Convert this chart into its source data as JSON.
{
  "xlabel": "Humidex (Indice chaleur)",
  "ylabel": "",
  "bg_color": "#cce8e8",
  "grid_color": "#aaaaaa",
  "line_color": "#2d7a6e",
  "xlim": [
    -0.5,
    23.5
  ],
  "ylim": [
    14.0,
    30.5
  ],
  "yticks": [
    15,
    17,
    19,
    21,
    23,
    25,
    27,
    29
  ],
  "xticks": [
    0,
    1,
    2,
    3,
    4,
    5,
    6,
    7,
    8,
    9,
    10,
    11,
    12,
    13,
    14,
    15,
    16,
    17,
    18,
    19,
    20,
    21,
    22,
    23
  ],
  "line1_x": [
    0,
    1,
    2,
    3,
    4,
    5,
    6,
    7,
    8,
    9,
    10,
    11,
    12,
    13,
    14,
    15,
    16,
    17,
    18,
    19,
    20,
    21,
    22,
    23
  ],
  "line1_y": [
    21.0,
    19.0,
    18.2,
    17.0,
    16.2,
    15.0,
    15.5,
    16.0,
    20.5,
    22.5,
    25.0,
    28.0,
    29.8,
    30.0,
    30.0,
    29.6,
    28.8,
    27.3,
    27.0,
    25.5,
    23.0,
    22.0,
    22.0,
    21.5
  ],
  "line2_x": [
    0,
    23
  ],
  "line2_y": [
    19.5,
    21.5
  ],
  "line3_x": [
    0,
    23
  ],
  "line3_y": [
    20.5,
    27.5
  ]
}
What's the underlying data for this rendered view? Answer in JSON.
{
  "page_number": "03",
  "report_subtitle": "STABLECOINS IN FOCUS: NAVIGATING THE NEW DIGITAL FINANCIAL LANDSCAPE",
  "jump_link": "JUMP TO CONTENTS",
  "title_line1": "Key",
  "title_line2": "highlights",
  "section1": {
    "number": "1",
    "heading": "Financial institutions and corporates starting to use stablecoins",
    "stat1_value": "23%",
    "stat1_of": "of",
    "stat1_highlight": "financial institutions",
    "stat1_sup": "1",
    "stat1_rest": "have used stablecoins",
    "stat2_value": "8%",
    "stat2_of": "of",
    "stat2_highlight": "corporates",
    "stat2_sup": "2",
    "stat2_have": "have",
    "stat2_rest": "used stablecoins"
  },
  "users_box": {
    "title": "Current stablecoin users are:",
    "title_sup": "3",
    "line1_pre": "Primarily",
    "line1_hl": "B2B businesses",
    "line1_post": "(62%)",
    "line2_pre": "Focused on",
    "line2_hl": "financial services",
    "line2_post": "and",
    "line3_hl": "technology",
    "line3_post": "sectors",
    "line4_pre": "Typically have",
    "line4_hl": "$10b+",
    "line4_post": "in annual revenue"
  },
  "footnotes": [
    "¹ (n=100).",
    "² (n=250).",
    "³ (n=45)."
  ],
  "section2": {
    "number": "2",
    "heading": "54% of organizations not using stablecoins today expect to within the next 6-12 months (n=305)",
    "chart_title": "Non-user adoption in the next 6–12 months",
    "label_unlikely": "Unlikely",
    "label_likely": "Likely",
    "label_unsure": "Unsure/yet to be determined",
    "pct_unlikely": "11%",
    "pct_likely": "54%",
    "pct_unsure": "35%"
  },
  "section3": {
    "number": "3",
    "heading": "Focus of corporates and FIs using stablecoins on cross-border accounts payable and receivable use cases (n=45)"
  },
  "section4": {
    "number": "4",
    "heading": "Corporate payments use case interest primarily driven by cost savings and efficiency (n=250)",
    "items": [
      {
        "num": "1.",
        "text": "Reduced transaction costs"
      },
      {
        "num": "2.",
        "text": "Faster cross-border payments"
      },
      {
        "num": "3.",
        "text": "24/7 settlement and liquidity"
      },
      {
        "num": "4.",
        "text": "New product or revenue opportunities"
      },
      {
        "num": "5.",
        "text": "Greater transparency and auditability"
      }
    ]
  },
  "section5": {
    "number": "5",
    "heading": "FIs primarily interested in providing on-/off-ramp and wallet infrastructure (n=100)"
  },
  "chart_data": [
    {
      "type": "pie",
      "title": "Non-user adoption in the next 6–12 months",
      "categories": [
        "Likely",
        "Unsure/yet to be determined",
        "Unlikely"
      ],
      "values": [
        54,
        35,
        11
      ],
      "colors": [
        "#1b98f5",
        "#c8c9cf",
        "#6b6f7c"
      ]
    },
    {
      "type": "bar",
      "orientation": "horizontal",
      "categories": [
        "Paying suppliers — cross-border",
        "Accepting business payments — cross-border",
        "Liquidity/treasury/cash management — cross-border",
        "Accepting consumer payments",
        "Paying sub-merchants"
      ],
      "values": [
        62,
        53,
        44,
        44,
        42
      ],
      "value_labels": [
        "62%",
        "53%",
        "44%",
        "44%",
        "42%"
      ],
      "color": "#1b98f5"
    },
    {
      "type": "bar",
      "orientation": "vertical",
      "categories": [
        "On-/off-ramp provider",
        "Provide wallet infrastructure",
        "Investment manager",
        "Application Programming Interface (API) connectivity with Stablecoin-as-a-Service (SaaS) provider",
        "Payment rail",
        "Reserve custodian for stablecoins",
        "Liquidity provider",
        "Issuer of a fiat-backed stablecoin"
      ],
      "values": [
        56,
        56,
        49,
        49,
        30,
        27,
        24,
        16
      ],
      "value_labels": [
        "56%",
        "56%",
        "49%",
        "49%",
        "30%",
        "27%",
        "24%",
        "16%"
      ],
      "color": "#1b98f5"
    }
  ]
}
___
Stated task
Each line in the material either holds the string "months" or does not. State how many do, and nothing else.

Solution to the exercise
3